● **Task details**
Lines holding the string "Vertex" are the ones to copy; find them all in the data.

● **Provided data**
----

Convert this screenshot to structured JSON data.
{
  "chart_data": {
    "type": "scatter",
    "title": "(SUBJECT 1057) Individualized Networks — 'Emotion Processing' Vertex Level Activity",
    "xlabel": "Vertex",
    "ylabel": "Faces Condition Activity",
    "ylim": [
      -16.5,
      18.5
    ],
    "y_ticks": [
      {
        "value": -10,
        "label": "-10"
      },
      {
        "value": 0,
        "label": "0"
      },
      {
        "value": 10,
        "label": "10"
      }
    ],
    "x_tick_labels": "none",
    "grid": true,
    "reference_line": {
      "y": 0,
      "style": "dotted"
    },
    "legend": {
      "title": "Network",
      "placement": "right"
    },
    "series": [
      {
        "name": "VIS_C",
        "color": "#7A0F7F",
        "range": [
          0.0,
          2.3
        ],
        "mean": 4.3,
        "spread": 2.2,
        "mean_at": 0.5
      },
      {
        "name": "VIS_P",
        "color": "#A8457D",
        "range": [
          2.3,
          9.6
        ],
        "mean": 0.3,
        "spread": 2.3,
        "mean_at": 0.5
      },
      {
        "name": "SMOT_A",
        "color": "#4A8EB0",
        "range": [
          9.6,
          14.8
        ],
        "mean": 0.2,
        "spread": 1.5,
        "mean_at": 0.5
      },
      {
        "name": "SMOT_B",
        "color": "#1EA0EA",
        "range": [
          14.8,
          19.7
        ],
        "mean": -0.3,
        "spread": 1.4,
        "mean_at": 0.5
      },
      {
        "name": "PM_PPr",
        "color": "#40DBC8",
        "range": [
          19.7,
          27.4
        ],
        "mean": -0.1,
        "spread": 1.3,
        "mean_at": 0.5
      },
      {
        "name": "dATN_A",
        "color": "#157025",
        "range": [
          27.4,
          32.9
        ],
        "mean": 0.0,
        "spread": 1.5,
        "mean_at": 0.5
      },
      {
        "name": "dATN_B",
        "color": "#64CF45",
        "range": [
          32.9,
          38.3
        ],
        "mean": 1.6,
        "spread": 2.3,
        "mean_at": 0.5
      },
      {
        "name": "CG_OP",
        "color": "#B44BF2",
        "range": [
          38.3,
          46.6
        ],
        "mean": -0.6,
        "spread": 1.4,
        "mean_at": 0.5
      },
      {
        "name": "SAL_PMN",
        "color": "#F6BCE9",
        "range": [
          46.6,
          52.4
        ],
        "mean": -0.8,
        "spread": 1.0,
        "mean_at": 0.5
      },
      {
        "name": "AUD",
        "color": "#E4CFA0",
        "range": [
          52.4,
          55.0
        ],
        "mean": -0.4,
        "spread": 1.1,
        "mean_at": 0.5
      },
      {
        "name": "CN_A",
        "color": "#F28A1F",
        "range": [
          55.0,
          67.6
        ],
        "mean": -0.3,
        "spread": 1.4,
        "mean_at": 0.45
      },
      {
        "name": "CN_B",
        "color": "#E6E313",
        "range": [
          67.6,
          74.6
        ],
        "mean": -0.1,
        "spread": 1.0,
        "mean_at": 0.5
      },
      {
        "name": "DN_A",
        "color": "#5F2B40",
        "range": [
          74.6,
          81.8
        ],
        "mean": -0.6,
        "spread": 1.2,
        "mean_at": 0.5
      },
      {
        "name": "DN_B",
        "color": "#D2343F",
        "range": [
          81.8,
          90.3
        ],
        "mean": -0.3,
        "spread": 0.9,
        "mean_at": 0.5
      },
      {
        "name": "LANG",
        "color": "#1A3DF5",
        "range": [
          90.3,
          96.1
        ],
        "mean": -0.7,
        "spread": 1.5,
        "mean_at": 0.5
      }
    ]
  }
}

----

● **Response**
    "title": "(SUBJECT 1057) Individualized Networks — 'Emotion Processing' Vertex Level Activity",
    "xlabel": "Vertex",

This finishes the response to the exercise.